**CONSEGNE:**
1. Rispondi a queste domande sul brano dedicato alla poesia della pioggia nel bosco:
(a) A che cosa è paragonato il cuore nel petto?
(b) Che cosa blocca i polpacci e le ginocchia?
(c) Chi è stato illuso in passato dalla favola dell'amore?
2. Riprendi il brano dedicato alla poesia della pioggia nel bosco e proseguilo dopo la sua ultima frase.

**BRANO ESTRATTO:**
>>

Il poeta descrive la metamorfosi che sta trasformando lei e il poeta, da spettatori della natura, tutt’uno con essa, e dice che piove sulle sue ciglia nere da sembrare che lei pianga di piacere, che non è più bianca, ma quasi verde da sembrare uscita dalla corteccia di un albero. E tutta la vita in loro è fresca e odorosa, il cuore nel petto è come una pesca non ancora toccata, gli occhi tra le palpebre sono come fonti d’acqua in mezzo all’erba, i denti nelle gengive sembrano mandorle acerbe. E vanno da un cespuglio all’altro, ora tenendosi per mano, ora separati (la ruvida e forte stretta delle erbe aggrovigliate gli blocca i polpacci e le ginocchia) chissà dove.
La poesia ripete alla fine dell’ultima strofa, gli ultimi versi della prima: dice che piove sui loro volti divenuti tutt’uno con il bosco, sulle loro mani nude, sui loro vestiti leggeri, quindi sui loro corpi, sui pensieri nuovi generati dall’anima rinnovata, quasi fossero fiori che si schiudono e sulla favola illusoria dell’amore che ha illuso Ermione in passato e il poeta nel presente.

<<

**MATERIALE DI RIFERIMENTO:**
>>

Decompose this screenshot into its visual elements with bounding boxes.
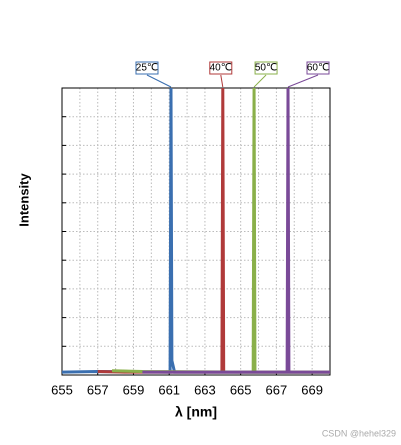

<<

**SOLUZIONI:**
1.
(a) A una pesca non ancora toccata.
(b) La ruvida e forte stretta delle erbe aggrovigliate.
(c) Ermione.

2.
Il tema dominante di questa poesia, non è quello della descrizione della pioggia, come potrebbe sembrare, ma è il panismo (deriva da Pan, divinità della natura) del poeta, cioè la tendenza ad abbandonarsi alla vita dei sensi e dell’istinto, ad immedesimarsi con le forze e gli aspetti della natura e sentirsi parte del tutto.
La poesia è strutturata in quattro strofe lunghe ognuna di 32 versi, per un totale di 128 versi di lunghezza variabile, ognuno che termina con il nome di Ermione e le rime sono irregolari, sia interne che esterne. La prevalenza delle “i” nei nomi delle piante concorre a rendere più acuto il suono del testo che imita la pioggia.
Numerose figure retoriche contribuiscono all’effetto musicale del testo: la brevità scandita richiede l’uso frequentissimo dell’enjambement; ci sono molte anafore, con la ripetizione dei vocaboli “piove” e “ascolta”; c’è un’assonanza (salmastre ed arse, v. 11), un’allitterazione (vita viventi, v. 55), c’è la vistosissima metafora “volti silvani”, c’è un climax discendente (s’allenta, si spegne, v. 76), e le numerosissime similitudini con la natura (il volto come una foglia, v. 58; le chiome come le ginestre, v. 61; il cuore è come una pesca, v. 104; gli occhi sono come polle, v. 107; i denti sono come mandorle, v. 109).
Questa poesia può essere definita il racconto di una metamorfosi perché il poeta ed Ermione iniziano il loro viaggio nel bosco ascoltando la natura e lo terminano dopo averlo appreso pienamente, diventando tutt’uno con essa; i protagonisti si abbandonano alla freschezza della pioggia, imbevendosi dello spirito stesso del bosco, fino a sentirsi come trasformati in piante e frutti, in elementi della natura vegetale.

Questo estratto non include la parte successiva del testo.